◆ What you are asked to do
Identify the lines that contain the string "access" and copy all of them.

◆ Materials provided
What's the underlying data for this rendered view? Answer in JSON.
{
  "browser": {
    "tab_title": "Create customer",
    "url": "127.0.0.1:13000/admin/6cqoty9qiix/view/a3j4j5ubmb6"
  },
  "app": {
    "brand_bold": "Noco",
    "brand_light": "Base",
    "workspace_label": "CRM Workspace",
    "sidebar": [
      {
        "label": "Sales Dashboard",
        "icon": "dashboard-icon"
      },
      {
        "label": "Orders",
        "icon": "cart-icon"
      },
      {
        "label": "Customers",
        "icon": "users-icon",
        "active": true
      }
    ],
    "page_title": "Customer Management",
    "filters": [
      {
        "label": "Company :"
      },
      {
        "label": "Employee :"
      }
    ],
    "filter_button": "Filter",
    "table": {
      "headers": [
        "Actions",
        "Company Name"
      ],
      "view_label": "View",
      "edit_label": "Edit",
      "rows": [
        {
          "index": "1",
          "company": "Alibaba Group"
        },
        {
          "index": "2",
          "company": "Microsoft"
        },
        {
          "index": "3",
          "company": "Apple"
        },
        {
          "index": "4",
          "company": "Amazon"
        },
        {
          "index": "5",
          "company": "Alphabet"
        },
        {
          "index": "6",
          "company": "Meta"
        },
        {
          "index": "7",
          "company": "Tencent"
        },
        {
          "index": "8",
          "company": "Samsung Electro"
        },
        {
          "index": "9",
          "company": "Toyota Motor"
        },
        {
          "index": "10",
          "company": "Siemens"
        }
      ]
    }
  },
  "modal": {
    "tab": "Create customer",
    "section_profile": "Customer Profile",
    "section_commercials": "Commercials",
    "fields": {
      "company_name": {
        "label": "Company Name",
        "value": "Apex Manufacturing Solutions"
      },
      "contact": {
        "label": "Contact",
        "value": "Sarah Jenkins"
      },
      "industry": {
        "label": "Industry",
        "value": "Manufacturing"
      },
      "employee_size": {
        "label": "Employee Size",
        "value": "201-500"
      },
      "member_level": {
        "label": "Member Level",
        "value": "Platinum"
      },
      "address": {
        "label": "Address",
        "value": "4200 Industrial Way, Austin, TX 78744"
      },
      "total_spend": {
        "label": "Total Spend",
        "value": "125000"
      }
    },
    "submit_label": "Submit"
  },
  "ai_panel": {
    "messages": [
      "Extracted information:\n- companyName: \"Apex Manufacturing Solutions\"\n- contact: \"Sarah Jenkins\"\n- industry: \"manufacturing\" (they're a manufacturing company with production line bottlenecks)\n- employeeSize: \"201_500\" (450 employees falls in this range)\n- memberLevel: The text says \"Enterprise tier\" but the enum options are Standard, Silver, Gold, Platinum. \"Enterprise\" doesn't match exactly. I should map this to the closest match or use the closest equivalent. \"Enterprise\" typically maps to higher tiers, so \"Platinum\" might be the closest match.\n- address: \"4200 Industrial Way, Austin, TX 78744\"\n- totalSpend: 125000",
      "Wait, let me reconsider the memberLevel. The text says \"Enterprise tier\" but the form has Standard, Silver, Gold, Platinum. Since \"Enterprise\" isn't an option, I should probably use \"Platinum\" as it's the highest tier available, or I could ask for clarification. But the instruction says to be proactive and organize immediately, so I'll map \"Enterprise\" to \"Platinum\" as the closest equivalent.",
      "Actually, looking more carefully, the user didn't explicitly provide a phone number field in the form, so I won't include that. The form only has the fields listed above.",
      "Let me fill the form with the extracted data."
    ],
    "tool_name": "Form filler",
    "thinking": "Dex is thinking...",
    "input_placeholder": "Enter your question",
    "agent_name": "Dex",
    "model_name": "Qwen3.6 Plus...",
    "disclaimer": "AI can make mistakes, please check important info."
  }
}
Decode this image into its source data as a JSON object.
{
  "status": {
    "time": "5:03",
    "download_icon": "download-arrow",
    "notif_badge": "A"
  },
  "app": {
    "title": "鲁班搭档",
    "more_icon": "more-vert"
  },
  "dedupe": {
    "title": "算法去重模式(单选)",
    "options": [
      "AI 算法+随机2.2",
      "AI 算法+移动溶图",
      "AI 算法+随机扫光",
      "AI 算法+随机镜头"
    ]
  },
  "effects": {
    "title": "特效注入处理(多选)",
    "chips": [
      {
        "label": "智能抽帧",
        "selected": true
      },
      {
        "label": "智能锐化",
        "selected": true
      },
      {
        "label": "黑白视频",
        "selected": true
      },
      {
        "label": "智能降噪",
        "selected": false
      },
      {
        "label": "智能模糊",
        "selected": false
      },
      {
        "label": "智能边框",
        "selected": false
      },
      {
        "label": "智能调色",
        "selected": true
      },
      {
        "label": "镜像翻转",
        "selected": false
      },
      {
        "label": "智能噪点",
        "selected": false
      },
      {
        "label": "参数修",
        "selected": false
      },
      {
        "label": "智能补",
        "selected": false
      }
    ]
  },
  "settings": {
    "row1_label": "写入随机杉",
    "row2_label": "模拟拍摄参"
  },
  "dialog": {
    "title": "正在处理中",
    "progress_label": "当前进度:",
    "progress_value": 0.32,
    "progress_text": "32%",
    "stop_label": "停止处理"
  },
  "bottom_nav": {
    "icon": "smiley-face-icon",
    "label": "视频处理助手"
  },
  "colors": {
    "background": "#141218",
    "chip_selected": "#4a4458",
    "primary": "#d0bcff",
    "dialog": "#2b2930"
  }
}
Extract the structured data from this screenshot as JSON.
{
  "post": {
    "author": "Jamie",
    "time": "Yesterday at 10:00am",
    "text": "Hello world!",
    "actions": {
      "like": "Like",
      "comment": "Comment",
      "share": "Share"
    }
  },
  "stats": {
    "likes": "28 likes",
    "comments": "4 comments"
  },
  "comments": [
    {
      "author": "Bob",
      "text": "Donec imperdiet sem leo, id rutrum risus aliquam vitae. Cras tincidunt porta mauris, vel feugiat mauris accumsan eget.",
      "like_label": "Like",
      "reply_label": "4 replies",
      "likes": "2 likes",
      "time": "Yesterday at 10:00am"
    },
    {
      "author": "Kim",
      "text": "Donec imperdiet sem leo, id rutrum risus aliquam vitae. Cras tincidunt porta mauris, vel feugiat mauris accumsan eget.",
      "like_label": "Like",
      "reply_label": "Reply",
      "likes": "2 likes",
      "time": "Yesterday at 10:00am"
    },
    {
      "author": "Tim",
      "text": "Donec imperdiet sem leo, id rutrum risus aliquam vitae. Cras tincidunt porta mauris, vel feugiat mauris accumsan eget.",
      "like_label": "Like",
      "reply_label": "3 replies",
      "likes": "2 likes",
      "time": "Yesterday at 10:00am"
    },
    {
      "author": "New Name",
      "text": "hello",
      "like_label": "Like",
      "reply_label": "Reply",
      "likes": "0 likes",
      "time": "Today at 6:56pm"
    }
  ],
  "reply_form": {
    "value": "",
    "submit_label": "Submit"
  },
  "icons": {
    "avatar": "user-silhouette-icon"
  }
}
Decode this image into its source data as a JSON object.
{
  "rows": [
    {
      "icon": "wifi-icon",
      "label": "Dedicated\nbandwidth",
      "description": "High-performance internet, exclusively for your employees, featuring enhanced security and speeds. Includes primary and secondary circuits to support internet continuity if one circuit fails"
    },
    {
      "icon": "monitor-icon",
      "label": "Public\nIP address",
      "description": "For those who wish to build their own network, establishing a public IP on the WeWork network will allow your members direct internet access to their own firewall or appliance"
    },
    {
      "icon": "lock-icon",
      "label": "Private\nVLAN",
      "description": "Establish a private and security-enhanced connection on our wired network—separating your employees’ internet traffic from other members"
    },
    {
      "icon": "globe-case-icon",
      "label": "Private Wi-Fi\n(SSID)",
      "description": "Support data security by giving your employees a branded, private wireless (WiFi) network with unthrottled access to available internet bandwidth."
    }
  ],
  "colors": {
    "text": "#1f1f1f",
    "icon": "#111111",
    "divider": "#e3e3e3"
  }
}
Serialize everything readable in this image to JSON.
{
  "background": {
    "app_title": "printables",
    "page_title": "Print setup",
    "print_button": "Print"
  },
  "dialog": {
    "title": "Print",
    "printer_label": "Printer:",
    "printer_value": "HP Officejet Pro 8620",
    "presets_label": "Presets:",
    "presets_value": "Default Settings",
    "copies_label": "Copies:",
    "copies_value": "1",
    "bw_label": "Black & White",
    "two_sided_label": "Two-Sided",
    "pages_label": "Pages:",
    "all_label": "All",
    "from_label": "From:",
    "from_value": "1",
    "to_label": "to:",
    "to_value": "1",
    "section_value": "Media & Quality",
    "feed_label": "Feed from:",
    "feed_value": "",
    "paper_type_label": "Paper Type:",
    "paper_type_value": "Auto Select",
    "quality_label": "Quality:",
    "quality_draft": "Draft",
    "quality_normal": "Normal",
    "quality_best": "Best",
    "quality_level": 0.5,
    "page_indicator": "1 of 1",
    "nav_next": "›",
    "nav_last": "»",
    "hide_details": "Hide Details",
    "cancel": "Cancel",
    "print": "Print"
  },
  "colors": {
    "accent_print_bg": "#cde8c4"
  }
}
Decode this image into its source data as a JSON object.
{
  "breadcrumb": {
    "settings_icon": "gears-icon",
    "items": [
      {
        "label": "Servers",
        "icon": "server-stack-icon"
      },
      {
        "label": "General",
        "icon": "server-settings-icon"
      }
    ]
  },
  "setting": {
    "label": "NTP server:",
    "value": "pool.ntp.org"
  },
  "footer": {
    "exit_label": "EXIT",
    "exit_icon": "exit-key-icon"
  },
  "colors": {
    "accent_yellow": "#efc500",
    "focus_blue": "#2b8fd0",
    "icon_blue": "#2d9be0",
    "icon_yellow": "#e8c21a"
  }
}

◆ Task result
      "description": "For those who wish to build their own network, establishing a public IP on the WeWork network will allow your members direct internet access to their own firewall or appliance"
      "description": "Support data security by giving your employees a branded, private wireless (WiFi) network with unthrottled access to available internet bandwidth."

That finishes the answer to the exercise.